* BEGIN TASK DATA *
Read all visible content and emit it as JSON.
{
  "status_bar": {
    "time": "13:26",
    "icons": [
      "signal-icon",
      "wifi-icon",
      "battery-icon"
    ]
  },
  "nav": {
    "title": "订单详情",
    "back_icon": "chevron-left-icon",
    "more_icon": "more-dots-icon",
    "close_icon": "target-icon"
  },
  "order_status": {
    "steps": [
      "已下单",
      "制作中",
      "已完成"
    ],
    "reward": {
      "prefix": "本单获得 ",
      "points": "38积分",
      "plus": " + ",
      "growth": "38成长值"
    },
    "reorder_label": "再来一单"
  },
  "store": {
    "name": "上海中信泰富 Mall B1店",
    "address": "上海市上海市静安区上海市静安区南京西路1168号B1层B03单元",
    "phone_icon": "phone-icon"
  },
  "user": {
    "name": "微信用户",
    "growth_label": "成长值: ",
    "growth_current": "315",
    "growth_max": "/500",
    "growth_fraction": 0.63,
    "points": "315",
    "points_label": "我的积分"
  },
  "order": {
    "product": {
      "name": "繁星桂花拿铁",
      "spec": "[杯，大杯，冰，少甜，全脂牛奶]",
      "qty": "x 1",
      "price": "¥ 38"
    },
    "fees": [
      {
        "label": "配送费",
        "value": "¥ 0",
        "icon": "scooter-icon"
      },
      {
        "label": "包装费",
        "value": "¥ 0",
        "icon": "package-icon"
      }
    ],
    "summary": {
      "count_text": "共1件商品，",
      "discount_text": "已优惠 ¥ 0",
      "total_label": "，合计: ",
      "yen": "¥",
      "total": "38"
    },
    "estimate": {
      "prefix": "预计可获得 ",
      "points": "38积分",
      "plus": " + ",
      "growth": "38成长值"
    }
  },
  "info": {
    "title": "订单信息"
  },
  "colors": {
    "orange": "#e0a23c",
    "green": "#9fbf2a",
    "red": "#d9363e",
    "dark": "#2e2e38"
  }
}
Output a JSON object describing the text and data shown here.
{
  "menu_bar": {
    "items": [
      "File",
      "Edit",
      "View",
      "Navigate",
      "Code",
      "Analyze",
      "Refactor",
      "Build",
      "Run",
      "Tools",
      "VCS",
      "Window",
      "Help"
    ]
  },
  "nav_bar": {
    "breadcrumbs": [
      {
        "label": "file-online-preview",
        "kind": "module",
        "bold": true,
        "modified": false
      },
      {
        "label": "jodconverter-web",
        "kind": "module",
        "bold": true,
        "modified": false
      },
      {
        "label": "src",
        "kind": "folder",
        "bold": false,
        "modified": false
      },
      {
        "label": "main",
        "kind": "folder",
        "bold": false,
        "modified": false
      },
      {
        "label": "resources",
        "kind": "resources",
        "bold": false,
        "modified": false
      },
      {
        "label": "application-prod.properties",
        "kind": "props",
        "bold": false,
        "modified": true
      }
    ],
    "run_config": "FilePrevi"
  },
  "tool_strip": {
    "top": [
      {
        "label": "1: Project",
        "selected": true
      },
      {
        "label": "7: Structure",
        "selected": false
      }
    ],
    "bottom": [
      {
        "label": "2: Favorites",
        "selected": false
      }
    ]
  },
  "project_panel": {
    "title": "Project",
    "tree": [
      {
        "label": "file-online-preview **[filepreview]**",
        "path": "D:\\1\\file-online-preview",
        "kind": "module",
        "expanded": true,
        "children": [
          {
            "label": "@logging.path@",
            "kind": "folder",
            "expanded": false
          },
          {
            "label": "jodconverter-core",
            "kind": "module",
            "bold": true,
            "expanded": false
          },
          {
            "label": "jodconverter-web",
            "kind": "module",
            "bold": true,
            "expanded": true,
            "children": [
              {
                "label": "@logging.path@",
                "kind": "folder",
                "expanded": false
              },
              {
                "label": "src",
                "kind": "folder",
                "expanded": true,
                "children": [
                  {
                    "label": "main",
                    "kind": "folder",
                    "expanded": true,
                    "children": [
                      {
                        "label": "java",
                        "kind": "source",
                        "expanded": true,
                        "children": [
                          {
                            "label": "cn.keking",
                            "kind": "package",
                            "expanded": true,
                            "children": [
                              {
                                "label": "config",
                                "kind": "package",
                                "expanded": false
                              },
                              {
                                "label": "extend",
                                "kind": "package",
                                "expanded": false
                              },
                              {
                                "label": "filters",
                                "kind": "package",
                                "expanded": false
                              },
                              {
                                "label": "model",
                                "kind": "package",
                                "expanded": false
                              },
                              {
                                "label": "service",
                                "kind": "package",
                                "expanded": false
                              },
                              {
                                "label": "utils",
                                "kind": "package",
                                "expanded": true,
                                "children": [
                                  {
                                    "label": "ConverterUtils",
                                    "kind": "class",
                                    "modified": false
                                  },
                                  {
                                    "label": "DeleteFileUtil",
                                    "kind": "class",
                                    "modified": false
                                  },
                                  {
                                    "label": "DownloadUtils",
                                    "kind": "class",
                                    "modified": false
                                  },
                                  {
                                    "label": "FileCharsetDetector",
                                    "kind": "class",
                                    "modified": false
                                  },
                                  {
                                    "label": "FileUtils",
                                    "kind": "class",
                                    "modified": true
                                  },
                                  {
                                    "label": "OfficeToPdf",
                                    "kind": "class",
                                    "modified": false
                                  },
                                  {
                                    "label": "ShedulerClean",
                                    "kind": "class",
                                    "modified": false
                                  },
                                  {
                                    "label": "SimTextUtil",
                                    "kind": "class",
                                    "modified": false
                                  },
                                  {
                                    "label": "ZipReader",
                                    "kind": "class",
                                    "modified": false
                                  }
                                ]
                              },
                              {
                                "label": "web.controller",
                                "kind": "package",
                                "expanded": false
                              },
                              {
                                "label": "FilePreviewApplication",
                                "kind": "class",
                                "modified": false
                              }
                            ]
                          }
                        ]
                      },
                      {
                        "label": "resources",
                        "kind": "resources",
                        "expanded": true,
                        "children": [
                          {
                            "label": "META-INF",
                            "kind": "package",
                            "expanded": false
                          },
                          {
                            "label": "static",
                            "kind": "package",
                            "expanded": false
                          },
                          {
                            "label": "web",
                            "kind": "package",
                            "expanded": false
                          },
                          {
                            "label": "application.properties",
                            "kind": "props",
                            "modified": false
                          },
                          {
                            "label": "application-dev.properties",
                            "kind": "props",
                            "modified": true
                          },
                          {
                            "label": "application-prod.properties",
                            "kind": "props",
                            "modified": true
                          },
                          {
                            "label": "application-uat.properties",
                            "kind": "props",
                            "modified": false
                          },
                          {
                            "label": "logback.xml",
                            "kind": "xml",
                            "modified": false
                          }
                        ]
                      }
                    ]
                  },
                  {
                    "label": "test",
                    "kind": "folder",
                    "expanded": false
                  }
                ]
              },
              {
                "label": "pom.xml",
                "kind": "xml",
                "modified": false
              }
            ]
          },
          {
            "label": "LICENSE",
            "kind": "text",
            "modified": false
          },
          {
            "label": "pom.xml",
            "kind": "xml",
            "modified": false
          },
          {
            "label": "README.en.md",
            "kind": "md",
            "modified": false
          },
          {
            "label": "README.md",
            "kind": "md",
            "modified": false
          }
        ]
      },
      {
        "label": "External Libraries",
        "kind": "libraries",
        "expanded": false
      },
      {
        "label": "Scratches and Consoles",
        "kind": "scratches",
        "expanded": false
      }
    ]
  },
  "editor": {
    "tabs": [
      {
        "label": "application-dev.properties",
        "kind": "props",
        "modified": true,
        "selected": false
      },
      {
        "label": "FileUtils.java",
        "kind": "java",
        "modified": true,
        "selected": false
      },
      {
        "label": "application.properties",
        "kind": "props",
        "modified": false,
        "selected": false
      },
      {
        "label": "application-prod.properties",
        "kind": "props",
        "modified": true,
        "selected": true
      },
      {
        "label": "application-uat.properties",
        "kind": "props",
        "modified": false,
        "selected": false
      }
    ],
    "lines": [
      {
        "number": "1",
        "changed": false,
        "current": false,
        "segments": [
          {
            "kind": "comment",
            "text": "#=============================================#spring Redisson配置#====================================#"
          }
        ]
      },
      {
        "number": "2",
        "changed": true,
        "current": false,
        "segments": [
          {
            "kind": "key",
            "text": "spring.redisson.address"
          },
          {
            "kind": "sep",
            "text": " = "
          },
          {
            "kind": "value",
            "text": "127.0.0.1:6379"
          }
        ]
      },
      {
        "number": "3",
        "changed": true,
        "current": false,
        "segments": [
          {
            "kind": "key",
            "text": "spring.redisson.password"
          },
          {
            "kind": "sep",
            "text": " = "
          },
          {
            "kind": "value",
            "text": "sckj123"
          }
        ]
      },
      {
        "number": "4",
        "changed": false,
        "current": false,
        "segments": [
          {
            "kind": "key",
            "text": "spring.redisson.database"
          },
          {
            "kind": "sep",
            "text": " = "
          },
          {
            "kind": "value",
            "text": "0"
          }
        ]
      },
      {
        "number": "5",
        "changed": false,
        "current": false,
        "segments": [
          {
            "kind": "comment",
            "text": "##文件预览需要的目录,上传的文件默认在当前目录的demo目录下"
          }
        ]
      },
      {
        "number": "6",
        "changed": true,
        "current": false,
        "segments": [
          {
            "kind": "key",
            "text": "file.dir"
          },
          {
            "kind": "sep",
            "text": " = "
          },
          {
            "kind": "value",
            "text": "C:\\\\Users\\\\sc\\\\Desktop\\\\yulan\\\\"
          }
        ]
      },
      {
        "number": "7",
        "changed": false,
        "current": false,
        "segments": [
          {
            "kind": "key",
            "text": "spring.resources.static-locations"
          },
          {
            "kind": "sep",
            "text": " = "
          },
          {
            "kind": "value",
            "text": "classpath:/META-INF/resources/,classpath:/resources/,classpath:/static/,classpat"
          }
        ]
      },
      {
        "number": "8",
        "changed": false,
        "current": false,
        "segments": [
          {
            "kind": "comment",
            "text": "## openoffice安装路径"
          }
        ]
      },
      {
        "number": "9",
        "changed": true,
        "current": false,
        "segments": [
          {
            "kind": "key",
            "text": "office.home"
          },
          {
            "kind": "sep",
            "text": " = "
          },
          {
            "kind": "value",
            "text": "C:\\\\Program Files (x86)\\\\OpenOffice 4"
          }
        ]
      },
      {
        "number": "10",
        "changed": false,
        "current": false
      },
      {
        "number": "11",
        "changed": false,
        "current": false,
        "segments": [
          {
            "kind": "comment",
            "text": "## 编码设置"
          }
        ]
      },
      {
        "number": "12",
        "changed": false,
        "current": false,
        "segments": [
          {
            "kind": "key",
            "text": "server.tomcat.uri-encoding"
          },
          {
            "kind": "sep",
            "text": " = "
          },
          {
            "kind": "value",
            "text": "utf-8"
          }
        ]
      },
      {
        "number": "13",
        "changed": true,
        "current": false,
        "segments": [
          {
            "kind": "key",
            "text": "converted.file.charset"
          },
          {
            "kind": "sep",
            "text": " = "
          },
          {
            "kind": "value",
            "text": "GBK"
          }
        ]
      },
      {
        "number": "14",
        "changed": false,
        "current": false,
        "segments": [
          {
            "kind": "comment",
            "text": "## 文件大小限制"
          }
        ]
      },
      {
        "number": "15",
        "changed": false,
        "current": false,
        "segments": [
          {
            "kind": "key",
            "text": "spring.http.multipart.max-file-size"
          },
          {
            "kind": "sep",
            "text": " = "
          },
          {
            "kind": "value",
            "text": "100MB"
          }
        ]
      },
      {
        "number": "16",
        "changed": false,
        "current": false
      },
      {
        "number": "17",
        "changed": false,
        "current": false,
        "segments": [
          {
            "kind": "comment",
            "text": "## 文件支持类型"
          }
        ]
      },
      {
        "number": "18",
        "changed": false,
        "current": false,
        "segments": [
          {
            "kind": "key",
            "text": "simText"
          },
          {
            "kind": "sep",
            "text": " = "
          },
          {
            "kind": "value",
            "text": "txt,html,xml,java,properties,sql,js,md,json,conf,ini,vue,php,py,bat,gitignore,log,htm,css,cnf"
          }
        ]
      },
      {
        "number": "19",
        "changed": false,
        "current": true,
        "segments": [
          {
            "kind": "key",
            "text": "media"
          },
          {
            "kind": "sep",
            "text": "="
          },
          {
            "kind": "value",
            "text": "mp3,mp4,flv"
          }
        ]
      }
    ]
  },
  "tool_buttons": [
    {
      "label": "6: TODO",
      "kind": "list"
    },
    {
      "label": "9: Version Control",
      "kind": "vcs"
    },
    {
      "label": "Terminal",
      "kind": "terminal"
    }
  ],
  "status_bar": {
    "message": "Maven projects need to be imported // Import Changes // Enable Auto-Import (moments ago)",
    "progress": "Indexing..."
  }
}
* END TASK DATA *
Where a line above holds the string "spring", show that line.

— RESULT —
            "text": "#=============================================#spring Redisson配置#====================================#"
            "text": "spring.redisson.address"
            "text": "spring.redisson.password"
            "text": "spring.redisson.database"
            "text": "spring.resources.static-locations"
            "text": "spring.http.multipart.max-file-size"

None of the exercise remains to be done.